Extract the full set of records that follows, word for word.
[START]
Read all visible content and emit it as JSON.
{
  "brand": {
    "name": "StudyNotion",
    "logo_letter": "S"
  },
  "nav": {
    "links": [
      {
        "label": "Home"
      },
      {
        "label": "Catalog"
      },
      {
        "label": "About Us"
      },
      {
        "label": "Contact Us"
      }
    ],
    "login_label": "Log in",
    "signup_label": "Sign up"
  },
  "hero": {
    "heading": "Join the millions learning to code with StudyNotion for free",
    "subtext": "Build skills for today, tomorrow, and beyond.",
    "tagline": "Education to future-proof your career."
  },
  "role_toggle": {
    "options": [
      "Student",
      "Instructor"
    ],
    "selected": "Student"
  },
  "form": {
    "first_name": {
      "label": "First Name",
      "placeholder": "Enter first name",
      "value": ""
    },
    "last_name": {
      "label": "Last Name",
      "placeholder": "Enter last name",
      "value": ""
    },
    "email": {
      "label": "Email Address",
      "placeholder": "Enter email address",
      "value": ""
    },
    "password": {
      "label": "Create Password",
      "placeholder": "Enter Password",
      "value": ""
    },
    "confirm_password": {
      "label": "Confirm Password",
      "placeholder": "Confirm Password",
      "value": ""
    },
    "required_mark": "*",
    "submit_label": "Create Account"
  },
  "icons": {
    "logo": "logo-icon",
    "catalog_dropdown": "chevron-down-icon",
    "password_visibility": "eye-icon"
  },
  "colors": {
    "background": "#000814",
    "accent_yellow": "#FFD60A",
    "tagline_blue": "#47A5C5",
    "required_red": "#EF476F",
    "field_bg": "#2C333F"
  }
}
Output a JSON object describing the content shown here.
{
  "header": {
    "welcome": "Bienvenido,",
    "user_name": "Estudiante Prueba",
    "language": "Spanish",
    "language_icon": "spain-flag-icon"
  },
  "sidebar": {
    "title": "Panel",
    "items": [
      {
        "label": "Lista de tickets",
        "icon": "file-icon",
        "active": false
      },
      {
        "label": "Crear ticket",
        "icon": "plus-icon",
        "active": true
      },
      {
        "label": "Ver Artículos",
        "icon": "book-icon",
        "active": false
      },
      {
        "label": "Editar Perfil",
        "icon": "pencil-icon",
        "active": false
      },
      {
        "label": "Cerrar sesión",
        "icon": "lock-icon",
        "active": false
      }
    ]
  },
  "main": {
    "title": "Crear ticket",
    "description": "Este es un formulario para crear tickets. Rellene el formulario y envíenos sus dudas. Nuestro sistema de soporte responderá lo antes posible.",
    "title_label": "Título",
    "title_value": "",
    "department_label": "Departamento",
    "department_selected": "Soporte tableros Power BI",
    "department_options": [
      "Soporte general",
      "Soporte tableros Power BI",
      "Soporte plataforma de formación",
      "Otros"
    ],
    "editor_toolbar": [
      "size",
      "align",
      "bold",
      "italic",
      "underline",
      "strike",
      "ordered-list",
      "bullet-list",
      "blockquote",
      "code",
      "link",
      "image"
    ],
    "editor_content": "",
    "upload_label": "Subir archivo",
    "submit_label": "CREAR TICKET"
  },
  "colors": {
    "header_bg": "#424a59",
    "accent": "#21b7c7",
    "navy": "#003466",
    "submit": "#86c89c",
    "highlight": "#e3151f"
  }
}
[END]
▶ Finished task:
Read all visible content and emit it as JSON.
{
  "brand": {
    "name": "StudyNotion",
    "logo_letter": "S"
  },
  "nav": {
    "links": [
      {
        "label": "Home"
      },
      {
        "label": "Catalog"
      },
      {
        "label": "About Us"
      },
      {
        "label": "Contact Us"
      }
    ],
    "login_label": "Log in",
    "signup_label": "Sign up"
  },
  "hero": {
    "heading": "Join the millions learning to code with StudyNotion for free",
    "subtext": "Build skills for today, tomorrow, and beyond.",
    "tagline": "Education to future-proof your career."
  },
  "role_toggle": {
    "options": [
      "Student",
      "Instructor"
    ],
    "selected": "Student"
  },
  "form": {
    "first_name": {
      "label": "First Name",
      "placeholder": "Enter first name",
      "value": ""
    },
    "last_name": {
      "label": "Last Name",
      "placeholder": "Enter last name",
      "value": ""
    },
    "email": {
      "label": "Email Address",
      "placeholder": "Enter email address",
      "value": ""
    },
    "password": {
      "label": "Create Password",
      "placeholder": "Enter Password",
      "value": ""
    },
    "confirm_password": {
      "label": "Confirm Password",
      "placeholder": "Confirm Password",
      "value": ""
    },
    "required_mark": "*",
    "submit_label": "Create Account"
  },
  "icons": {
    "logo": "logo-icon",
    "catalog_dropdown": "chevron-down-icon",
    "password_visibility": "eye-icon"
  },
  "colors": {
    "background": "#000814",
    "accent_yellow": "#FFD60A",
    "tagline_blue": "#47A5C5",
    "required_red": "#EF476F",
    "field_bg": "#2C333F"
  }
}
Output a JSON object describing the content shown here.
{
  "header": {
    "welcome": "Bienvenido,",
    "user_name": "Estudiante Prueba",
    "language": "Spanish",
    "language_icon": "spain-flag-icon"
  },
  "sidebar": {
    "title": "Panel",
    "items": [
      {
        "label": "Lista de tickets",
        "icon": "file-icon",
        "active": false
      },
      {
        "label": "Crear ticket",
        "icon": "plus-icon",
        "active": true
      },
      {
        "label": "Ver Artículos",
        "icon": "book-icon",
        "active": false
      },
      {
        "label": "Editar Perfil",
        "icon": "pencil-icon",
        "active": false
      },
      {
        "label": "Cerrar sesión",
        "icon": "lock-icon",
        "active": false
      }
    ]
  },
  "main": {
    "title": "Crear ticket",
    "description": "Este es un formulario para crear tickets. Rellene el formulario y envíenos sus dudas. Nuestro sistema de soporte responderá lo antes posible.",
    "title_label": "Título",
    "title_value": "",
    "department_label": "Departamento",
    "department_selected": "Soporte tableros Power BI",
    "department_options": [
      "Soporte general",
      "Soporte tableros Power BI",
      "Soporte plataforma de formación",
      "Otros"
    ],
    "editor_toolbar": [
      "size",
      "align",
      "bold",
      "italic",
      "underline",
      "strike",
      "ordered-list",
      "bullet-list",
      "blockquote",
      "code",
      "link",
      "image"
    ],
    "editor_content": "",
    "upload_label": "Subir archivo",
    "submit_label": "CREAR TICKET"
  },
  "colors": {
    "header_bg": "#424a59",
    "accent": "#21b7c7",
    "navy": "#003466",
    "submit": "#86c89c",
    "highlight": "#e3151f"
  }
}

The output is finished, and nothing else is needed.